**Exercise aim**
Identify the lines containing the word "left". Copy each one.

**Records to process**
◆ ◆ ◆ ◆

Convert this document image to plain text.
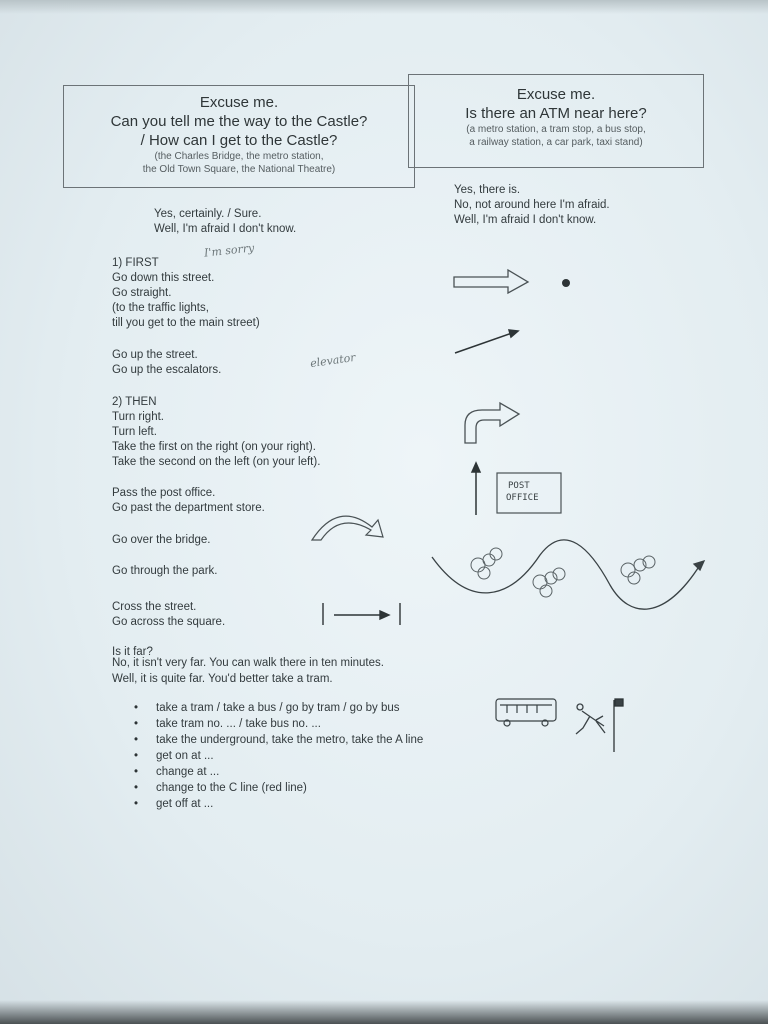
Excuse me.
Can you tell me the way to the Castle?
/ How can I get to the Castle?
(the Charles Bridge, the metro station,
the Old Town Square, the National Theatre)
Excuse me.
Is there an ATM near here?
(a metro station, a tram stop, a bus stop,
a railway station, a car park, taxi stand)
Yes, certainly. / Sure.
Well, I'm afraid I don't know.
Yes, there is.
No, not around here I'm afraid.
Well, I'm afraid I don't know.
I'm sorry
1) FIRST
Go down this street.
Go straight.
(to the traffic lights,
till you get to the main street)
Go up the street.
Go up the escalators.	elevator
2) THEN
Turn right.
Turn left.
Take the first on the right (on your right).
Take the second on the left (on your left).
Pass the post office.
Go past the department store.
Go over the bridge.
Go through the park.
Cross the street.
Go across the square.
Is it far?
No, it isn't very far. You can walk there in ten minutes.
Well, it is quite far. You'd better take a tram.
• take a tram / take a bus / go by tram / go by bus
• take tram no. ... / take bus no. ...
• take the underground, take the metro, take the A line
• get on at ...
• change at ...
• change to the C line (red line)
• get off at ...
POST
OFFICE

◆ ◆ ◆ ◆

**Response to this task**
Turn left.
Take the second on the left (on your left).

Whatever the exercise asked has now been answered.